(Dataset rows)
-*-*-
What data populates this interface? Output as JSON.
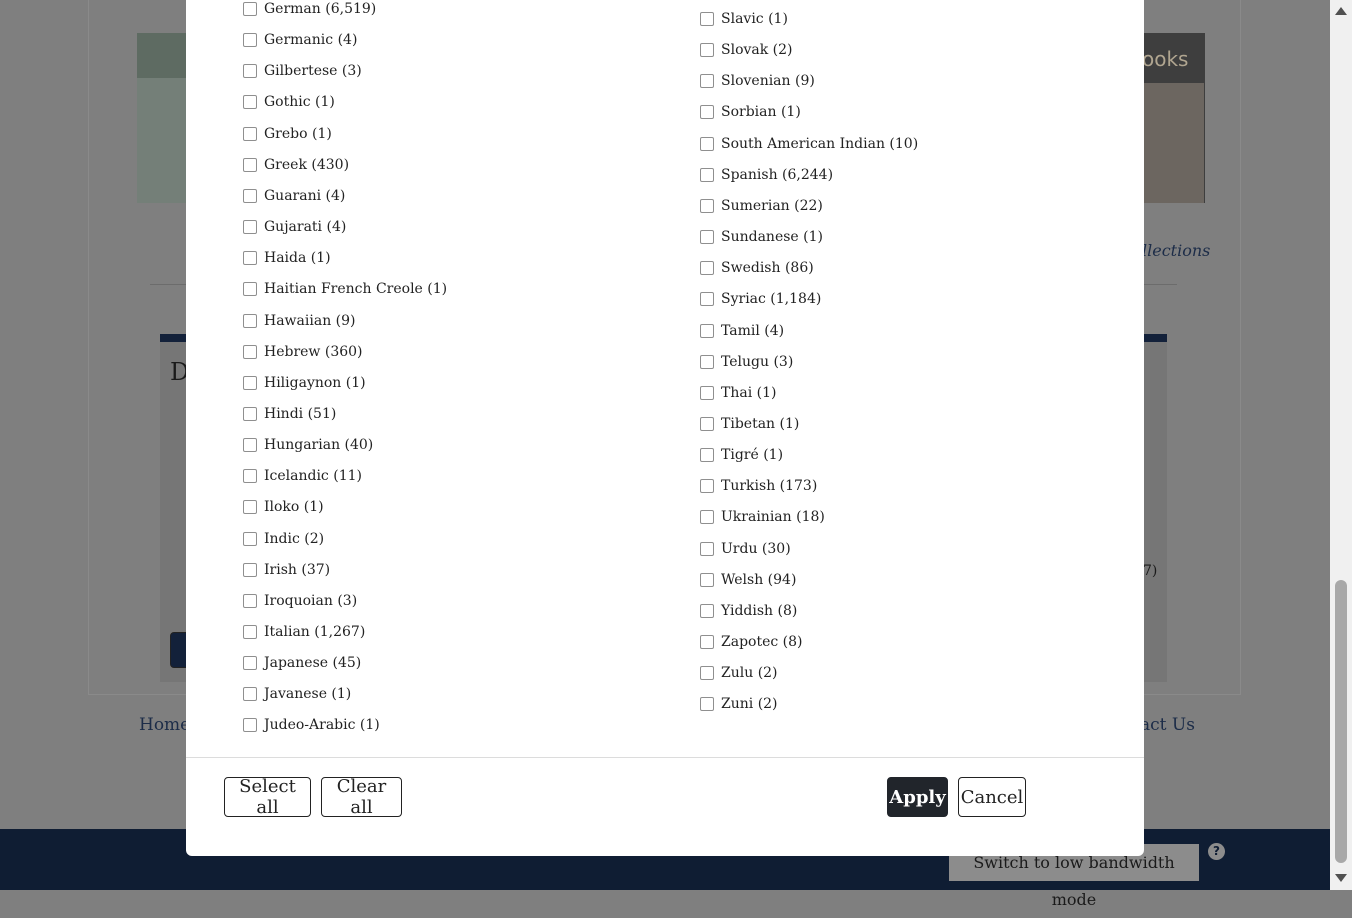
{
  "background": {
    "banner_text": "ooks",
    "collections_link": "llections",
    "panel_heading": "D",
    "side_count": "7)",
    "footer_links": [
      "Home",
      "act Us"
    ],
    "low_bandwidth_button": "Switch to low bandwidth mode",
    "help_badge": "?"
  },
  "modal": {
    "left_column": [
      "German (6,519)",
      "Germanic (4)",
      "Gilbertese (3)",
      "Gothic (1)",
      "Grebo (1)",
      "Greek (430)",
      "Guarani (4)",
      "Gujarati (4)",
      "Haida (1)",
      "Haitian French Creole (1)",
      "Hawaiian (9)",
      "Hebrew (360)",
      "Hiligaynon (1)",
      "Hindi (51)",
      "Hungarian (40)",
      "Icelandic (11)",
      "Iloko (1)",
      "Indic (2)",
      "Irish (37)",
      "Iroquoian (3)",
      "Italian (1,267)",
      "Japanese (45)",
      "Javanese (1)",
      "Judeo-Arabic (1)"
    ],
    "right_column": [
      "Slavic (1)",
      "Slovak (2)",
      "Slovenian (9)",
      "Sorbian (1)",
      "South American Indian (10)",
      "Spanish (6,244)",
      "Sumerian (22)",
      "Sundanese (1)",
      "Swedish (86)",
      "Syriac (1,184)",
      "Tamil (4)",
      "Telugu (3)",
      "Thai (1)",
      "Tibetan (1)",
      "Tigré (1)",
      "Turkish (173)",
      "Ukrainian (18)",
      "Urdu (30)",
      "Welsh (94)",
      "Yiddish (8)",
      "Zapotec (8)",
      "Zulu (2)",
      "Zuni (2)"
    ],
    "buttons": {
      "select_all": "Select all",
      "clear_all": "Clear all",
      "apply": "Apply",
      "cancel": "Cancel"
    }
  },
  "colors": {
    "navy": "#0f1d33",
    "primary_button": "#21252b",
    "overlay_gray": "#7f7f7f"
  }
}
-*-*-
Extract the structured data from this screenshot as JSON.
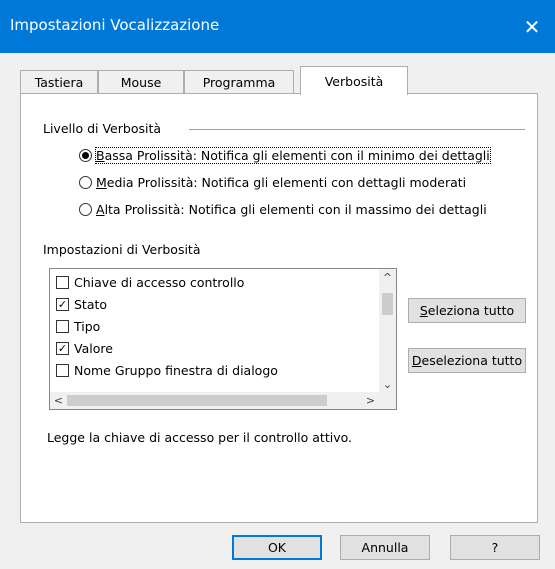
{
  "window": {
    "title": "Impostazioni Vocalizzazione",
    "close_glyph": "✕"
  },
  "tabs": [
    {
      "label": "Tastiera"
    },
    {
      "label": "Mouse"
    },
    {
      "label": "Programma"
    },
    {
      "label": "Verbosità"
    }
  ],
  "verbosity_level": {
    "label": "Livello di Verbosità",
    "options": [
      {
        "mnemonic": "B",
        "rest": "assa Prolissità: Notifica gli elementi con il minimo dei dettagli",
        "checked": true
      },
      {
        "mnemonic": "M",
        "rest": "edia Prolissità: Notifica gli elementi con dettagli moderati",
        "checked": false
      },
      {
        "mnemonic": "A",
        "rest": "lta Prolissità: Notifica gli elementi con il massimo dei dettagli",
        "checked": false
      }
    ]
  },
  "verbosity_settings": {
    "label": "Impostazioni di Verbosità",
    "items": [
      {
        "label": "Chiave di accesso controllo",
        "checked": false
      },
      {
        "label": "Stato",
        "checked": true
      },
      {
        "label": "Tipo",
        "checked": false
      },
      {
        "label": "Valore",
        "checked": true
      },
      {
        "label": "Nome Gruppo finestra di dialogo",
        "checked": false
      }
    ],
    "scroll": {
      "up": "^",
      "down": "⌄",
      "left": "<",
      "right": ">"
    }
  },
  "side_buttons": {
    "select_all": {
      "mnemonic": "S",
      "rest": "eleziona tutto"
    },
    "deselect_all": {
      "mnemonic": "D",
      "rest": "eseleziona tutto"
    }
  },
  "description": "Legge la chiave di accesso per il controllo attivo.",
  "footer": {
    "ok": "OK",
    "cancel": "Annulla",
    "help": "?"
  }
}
-*-*-
§ STATED PROBLEM
Count each line of the entries that holds the word "mnemonic", then state the total and nothing more.

§ EXPECTED OUTPUT
5